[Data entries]
★ ★ ★ ★ ★ ★ ★
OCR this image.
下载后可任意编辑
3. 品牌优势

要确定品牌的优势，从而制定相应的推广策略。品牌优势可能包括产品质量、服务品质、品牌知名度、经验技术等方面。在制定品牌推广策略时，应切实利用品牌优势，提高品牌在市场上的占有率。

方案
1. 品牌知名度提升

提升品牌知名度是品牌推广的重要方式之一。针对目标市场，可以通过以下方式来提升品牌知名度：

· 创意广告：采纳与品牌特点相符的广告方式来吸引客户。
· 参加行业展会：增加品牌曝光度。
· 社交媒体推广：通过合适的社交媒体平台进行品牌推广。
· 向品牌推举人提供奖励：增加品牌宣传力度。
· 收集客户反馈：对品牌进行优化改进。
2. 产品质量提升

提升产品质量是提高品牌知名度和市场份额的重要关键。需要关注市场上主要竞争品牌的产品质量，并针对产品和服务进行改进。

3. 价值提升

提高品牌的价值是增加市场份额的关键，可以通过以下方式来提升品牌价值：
★ ★ ★ ★ ★ ★ ★
DO THIS ::
Transcribe each entry exactly.

THE RESPONSE ::
OCR this image.
下载后可任意编辑
3. 品牌优势

要确定品牌的优势，从而制定相应的推广策略。品牌优势可能包括产品质量、服务品质、品牌知名度、经验技术等方面。在制定品牌推广策略时，应切实利用品牌优势，提高品牌在市场上的占有率。

方案
1. 品牌知名度提升

提升品牌知名度是品牌推广的重要方式之一。针对目标市场，可以通过以下方式来提升品牌知名度：

· 创意广告：采纳与品牌特点相符的广告方式来吸引客户。
· 参加行业展会：增加品牌曝光度。
· 社交媒体推广：通过合适的社交媒体平台进行品牌推广。
· 向品牌推举人提供奖励：增加品牌宣传力度。
· 收集客户反馈：对品牌进行优化改进。
2. 产品质量提升

提升产品质量是提高品牌知名度和市场份额的重要关键。需要关注市场上主要竞争品牌的产品质量，并针对产品和服务进行改进。

3. 价值提升

提高品牌的价值是增加市场份额的关键，可以通过以下方式来提升品牌价值：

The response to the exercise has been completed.